Exercise goal:
Using the listing below, report all lines holding the word "does".

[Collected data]
◆ ◆ ◆ ◆ ◆ ◆ ◆
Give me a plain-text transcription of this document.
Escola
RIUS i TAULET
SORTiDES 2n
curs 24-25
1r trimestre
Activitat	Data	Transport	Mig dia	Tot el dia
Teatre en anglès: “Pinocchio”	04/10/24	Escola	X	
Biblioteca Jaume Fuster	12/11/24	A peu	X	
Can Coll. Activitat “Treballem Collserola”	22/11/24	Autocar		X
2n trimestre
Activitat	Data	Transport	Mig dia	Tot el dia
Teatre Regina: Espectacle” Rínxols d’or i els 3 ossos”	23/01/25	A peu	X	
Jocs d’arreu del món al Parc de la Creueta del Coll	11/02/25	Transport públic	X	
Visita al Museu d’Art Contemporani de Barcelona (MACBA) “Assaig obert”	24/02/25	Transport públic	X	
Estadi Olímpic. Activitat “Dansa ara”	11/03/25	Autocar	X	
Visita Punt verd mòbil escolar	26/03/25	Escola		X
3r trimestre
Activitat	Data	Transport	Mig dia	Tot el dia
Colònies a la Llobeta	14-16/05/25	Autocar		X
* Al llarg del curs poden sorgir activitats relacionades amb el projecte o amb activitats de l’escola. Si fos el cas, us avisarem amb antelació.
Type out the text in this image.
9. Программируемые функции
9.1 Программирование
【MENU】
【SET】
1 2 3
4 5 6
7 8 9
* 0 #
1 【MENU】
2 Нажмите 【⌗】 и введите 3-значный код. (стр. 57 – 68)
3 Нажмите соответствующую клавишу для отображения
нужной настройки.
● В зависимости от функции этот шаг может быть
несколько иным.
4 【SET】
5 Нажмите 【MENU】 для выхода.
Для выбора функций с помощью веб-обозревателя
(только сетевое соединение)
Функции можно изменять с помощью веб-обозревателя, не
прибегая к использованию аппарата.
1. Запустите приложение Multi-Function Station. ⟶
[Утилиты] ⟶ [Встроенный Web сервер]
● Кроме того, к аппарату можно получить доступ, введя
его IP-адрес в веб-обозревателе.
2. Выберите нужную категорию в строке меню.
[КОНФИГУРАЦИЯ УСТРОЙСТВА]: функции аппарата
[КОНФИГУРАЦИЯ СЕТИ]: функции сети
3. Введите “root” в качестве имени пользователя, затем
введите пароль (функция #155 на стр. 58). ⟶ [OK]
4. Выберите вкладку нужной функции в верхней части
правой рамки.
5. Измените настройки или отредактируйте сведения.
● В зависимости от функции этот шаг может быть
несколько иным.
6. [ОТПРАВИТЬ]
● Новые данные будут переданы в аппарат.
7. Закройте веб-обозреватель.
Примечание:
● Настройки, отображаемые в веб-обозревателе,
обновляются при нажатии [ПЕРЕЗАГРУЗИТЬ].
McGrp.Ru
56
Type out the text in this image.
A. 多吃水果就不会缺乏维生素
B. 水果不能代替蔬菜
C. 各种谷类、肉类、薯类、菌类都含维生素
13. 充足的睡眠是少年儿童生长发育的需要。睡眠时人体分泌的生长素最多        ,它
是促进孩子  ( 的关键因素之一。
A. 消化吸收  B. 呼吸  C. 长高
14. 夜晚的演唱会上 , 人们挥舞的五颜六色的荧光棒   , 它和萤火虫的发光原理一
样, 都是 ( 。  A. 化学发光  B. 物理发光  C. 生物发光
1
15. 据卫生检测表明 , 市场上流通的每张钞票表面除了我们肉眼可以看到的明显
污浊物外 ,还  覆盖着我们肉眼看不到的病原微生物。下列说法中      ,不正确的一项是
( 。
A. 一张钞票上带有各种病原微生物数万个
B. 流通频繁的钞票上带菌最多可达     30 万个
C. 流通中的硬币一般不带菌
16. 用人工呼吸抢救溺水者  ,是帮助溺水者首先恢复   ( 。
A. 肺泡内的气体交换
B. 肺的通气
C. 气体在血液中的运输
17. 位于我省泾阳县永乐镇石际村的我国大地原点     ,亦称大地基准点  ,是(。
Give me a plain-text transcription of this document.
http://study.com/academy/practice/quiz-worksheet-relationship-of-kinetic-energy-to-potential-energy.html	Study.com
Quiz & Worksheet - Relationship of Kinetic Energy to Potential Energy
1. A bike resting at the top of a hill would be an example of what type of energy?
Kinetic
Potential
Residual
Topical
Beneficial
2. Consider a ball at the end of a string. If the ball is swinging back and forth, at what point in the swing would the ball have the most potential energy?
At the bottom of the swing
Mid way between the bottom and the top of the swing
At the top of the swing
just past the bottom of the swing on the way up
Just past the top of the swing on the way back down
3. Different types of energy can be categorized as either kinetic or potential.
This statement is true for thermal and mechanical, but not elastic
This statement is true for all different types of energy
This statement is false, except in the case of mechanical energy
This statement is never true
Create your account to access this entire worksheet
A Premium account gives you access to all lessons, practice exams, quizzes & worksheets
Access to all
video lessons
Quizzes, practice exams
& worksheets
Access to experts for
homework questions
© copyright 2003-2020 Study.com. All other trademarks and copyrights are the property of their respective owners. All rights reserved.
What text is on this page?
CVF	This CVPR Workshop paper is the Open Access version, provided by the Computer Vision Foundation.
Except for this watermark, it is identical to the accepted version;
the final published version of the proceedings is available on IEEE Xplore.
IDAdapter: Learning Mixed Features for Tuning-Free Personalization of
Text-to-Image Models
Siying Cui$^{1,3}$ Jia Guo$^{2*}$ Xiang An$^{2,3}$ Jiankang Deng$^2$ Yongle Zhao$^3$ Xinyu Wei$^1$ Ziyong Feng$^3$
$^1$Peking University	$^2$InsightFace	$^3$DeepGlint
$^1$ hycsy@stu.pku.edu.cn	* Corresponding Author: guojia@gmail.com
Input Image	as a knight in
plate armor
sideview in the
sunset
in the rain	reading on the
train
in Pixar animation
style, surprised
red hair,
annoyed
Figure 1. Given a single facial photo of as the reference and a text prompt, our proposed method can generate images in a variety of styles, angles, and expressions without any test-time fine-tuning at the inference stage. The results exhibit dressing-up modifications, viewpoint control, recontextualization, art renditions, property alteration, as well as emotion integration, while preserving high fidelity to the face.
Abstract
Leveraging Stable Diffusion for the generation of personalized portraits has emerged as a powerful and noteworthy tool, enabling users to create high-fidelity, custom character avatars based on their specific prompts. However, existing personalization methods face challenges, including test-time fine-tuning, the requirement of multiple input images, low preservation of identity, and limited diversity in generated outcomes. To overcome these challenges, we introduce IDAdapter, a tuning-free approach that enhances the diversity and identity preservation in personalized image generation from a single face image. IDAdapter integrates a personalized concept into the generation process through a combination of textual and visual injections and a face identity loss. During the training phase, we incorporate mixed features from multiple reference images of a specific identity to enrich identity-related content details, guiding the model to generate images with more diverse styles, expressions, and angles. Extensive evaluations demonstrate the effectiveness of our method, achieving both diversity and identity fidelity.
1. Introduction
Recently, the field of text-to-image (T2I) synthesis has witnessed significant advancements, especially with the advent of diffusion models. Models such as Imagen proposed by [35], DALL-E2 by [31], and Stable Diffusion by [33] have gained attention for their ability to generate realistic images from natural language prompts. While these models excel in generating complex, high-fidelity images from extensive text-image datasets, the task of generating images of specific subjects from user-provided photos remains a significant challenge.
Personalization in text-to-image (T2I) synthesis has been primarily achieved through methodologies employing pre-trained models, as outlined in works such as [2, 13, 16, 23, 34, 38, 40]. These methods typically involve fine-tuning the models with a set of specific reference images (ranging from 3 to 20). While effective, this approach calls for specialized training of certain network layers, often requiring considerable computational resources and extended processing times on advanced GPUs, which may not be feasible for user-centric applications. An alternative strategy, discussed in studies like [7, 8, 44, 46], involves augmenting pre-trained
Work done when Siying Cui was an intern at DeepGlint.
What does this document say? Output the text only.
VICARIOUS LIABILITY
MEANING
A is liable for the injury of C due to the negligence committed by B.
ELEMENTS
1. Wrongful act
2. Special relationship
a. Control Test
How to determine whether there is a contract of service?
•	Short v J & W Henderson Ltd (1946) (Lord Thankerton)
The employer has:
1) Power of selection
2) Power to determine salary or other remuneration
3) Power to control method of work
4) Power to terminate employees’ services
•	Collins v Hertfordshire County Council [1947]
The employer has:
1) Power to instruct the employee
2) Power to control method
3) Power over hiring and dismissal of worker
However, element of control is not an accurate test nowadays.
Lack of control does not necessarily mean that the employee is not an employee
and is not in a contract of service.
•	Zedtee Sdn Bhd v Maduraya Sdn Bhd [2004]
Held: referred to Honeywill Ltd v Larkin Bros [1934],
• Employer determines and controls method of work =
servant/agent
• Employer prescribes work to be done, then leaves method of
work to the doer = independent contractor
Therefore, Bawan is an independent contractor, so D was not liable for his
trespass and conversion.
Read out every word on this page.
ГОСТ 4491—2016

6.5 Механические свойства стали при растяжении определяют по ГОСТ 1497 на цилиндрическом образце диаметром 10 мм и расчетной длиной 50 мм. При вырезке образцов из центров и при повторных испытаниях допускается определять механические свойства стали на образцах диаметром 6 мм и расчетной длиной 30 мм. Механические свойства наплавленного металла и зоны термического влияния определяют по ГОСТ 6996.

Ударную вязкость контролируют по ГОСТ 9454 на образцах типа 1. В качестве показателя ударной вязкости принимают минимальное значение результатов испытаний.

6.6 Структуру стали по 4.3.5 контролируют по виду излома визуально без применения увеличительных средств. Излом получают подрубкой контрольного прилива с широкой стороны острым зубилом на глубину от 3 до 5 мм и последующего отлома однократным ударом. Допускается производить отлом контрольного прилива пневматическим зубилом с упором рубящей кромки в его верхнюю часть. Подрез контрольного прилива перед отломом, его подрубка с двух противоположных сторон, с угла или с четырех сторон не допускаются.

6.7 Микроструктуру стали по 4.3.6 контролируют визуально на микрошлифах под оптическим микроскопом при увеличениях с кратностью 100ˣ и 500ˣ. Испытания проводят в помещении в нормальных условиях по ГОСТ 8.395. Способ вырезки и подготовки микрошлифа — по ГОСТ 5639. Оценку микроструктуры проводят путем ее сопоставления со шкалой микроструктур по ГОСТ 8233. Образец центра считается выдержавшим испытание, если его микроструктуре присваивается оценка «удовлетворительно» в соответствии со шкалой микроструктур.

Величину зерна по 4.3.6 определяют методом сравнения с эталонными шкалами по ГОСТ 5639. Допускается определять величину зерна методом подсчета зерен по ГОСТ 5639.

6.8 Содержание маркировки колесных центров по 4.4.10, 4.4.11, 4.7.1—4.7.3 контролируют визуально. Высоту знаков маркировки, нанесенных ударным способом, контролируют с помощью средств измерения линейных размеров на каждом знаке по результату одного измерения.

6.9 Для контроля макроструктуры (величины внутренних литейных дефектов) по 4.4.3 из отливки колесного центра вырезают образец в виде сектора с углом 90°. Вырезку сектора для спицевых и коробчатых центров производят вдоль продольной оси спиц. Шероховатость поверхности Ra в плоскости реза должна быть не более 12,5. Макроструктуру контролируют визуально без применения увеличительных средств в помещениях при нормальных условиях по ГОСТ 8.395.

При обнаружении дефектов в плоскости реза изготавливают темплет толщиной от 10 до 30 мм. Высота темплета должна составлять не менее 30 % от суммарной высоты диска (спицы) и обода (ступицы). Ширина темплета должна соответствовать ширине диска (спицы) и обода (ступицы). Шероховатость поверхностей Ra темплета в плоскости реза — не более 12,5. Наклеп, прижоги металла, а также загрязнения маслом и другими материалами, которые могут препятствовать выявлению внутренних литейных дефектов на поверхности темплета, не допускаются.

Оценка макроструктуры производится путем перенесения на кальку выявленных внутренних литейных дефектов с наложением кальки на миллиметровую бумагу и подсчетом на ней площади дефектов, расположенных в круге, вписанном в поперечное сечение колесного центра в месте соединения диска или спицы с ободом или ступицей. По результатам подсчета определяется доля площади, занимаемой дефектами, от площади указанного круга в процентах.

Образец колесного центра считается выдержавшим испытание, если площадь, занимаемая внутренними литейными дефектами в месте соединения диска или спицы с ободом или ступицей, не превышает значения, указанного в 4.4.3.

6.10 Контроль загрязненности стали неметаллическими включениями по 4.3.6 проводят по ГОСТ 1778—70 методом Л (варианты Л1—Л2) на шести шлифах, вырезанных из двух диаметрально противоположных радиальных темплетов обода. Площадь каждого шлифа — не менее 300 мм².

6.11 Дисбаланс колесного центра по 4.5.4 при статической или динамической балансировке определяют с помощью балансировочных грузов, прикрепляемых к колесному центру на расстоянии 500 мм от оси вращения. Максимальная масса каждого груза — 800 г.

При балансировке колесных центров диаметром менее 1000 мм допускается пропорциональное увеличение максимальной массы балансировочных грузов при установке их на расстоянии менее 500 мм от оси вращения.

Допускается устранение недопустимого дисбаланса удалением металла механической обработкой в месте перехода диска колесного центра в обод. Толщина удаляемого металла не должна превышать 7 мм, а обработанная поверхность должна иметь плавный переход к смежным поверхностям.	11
◆ ◆ ◆ ◆ ◆ ◆ ◆
Solution below:
What does this document say? Output the text only.
Lack of control does not necessarily mean that the employee is not an employee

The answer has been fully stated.